(Figure dataset records)
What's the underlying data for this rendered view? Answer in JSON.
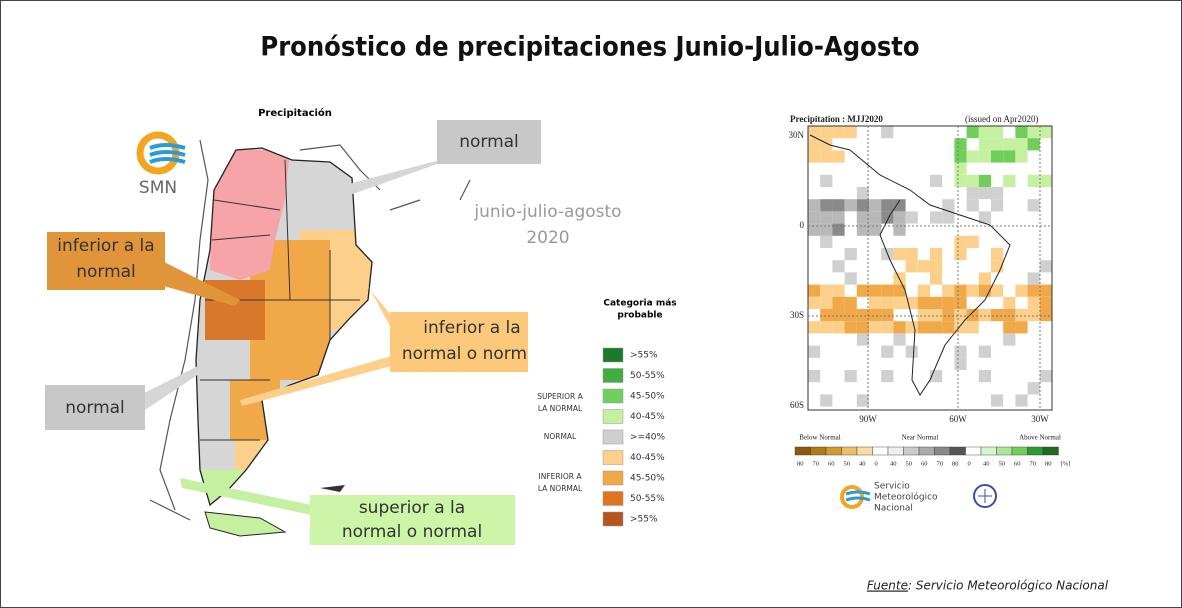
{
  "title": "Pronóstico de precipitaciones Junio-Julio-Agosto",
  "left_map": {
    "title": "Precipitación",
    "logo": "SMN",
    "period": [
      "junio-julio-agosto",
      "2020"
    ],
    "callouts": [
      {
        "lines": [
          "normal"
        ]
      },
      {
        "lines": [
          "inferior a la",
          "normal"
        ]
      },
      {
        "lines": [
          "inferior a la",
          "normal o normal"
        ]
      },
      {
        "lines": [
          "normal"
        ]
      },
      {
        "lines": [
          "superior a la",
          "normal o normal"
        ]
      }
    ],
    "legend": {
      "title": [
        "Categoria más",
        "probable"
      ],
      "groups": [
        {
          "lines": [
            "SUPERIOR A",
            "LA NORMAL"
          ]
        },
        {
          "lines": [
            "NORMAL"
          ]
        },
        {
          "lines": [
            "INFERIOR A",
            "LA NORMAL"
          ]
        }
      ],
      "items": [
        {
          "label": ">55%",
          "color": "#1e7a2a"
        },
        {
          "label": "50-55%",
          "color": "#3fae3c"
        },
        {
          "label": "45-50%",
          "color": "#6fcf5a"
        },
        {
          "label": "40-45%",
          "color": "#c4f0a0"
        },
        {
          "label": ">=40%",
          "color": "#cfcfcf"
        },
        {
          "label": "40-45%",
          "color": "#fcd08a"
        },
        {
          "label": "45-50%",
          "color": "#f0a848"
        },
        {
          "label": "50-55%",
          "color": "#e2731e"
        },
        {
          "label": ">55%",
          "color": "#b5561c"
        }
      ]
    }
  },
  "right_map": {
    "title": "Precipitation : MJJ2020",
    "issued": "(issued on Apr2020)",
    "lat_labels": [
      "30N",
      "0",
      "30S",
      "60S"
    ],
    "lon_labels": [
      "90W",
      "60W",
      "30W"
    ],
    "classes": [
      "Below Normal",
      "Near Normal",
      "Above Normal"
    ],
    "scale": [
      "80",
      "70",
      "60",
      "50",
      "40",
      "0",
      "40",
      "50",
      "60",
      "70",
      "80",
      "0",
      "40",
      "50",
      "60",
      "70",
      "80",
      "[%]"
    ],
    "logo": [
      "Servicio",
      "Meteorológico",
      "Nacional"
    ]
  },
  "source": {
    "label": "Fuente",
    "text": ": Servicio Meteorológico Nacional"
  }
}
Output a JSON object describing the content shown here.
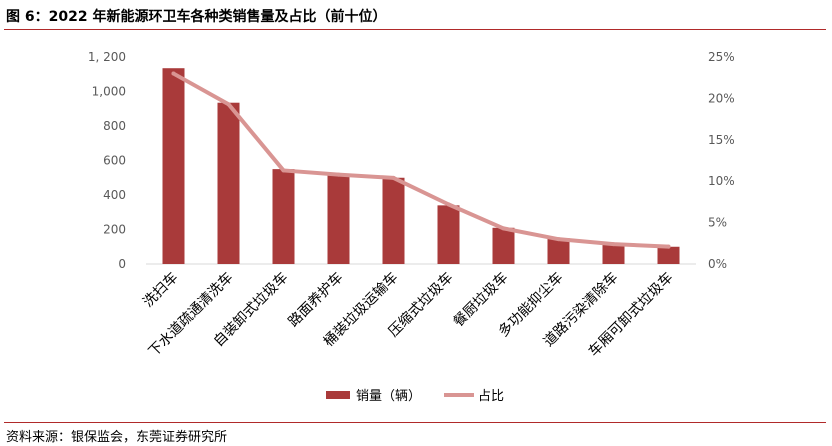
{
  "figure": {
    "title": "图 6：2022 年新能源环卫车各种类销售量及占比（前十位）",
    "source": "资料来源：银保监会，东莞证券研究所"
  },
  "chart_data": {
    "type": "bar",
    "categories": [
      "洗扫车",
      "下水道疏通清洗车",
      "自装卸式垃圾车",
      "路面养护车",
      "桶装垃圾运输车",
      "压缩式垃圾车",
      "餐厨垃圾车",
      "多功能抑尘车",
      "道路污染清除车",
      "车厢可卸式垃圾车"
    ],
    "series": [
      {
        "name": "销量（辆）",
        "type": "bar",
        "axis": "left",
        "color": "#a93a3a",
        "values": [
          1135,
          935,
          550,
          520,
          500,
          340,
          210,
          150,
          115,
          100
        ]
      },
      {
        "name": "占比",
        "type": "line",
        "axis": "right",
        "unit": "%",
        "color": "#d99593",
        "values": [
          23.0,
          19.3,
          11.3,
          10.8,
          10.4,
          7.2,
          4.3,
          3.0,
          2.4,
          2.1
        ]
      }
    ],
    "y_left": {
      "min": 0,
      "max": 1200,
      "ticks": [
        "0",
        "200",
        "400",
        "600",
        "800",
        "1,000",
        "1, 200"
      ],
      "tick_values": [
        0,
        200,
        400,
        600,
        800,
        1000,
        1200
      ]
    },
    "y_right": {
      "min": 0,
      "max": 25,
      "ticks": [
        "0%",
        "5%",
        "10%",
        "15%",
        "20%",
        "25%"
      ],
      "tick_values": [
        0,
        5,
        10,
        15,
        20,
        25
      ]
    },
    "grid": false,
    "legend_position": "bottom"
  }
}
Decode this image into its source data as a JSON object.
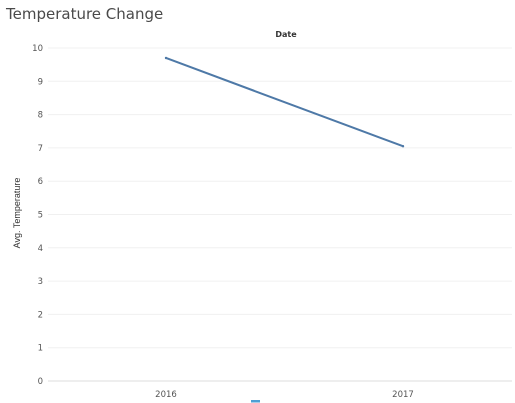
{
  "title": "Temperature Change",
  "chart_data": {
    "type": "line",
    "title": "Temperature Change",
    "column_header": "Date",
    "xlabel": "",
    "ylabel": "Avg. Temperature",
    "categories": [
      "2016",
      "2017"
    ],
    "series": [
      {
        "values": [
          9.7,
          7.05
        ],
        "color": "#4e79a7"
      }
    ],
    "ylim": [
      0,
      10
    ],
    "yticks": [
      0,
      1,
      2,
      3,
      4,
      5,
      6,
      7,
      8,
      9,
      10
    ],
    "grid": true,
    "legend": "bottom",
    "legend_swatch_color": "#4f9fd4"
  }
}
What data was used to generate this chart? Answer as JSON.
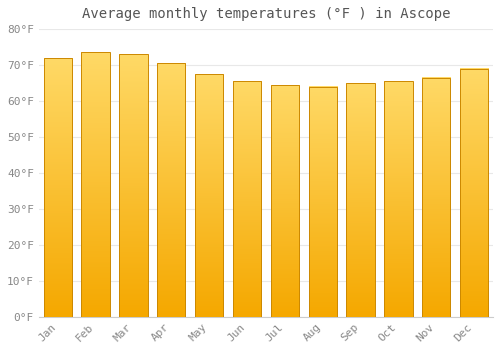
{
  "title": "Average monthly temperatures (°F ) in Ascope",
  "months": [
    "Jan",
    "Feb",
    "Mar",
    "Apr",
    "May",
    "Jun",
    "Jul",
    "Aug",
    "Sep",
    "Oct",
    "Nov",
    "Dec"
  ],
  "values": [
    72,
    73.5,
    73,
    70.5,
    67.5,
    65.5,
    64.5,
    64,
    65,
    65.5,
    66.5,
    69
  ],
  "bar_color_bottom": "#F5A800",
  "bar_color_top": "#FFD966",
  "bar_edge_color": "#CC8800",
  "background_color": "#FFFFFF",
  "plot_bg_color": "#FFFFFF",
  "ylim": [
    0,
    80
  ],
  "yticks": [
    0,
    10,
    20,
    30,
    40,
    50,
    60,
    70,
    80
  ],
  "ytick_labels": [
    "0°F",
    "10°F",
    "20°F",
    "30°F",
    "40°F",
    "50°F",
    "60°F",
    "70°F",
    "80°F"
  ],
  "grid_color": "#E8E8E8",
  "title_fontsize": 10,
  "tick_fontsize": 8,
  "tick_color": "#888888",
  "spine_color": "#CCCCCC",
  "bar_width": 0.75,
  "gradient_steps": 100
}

* **Task directions**
Check all the records above and select each line where the string "type" is found.

* **Exercise output**
    "type": "bar",
        "type": "bar",
        "type": "line",
    "type": "line",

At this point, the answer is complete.